### Records supplied
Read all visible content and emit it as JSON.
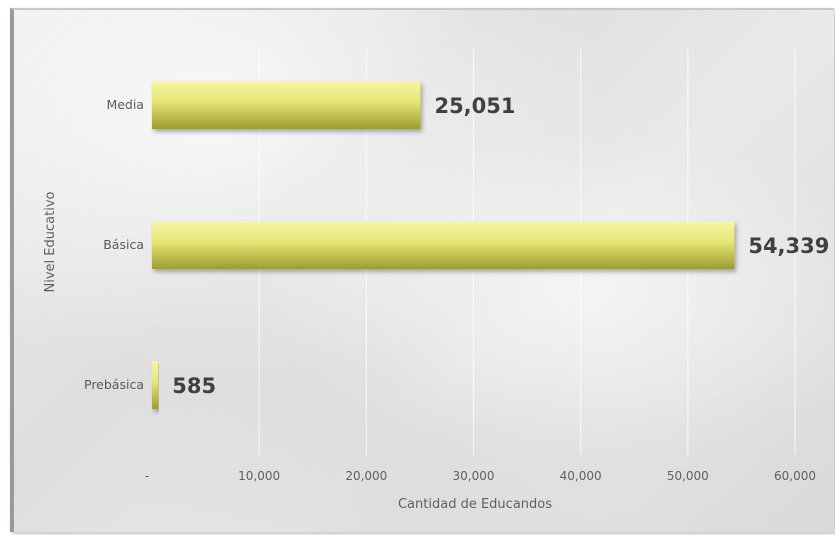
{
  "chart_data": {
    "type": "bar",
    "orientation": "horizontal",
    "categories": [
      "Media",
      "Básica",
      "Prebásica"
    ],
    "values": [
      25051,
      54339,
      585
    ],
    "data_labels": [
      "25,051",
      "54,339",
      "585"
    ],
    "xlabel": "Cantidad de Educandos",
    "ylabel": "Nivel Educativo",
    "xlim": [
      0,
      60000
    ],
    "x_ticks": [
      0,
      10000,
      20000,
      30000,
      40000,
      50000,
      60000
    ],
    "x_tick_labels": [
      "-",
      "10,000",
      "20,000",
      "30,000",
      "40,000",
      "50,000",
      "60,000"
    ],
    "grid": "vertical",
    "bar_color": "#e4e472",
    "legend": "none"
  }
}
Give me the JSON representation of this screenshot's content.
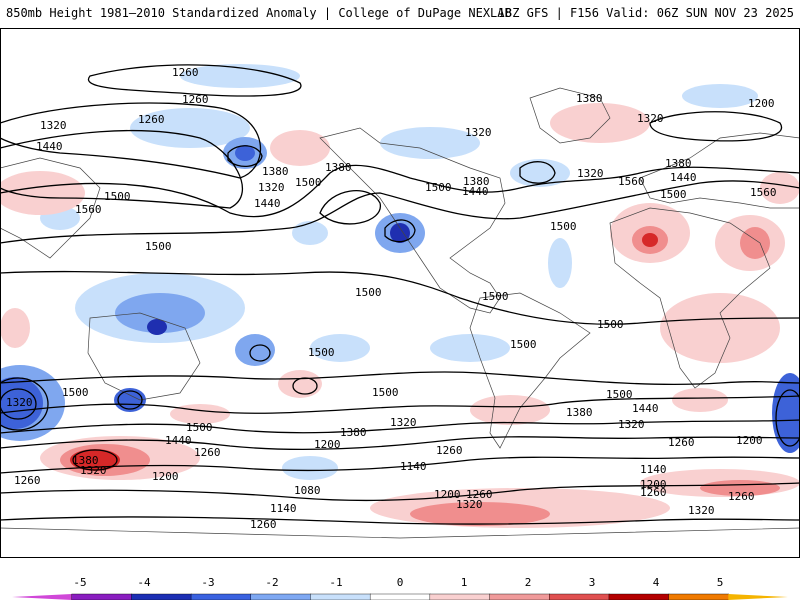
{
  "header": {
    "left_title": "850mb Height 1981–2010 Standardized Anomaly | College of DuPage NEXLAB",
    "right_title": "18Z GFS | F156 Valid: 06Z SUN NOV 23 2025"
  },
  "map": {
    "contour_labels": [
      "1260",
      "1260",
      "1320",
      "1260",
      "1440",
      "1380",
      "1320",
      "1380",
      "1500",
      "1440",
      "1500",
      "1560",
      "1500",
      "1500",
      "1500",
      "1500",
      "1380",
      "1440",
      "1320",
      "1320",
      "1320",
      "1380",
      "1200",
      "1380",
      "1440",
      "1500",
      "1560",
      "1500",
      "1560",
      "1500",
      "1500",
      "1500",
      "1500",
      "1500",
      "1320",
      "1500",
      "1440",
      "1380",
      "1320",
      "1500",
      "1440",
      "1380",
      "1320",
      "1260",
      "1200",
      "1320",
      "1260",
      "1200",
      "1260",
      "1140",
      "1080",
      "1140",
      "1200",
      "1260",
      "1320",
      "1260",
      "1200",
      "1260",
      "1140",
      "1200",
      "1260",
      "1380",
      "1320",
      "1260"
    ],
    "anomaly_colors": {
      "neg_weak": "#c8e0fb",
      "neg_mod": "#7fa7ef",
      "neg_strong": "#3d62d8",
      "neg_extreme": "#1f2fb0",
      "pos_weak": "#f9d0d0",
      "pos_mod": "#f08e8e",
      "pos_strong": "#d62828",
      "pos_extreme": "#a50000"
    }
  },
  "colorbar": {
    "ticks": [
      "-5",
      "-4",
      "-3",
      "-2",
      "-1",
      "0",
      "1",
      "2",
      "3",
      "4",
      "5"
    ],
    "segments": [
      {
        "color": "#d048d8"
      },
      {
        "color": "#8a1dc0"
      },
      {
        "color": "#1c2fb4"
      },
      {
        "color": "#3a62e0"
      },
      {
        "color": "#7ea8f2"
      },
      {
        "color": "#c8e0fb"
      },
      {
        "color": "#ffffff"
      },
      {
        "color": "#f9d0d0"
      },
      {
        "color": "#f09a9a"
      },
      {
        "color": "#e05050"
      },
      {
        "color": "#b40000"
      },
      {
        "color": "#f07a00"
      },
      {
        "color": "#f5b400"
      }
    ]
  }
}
######
◆ Exercise requirements ◆
Return the number of lines that include the word "JSON", and nothing else.

◆ Reply ◆
2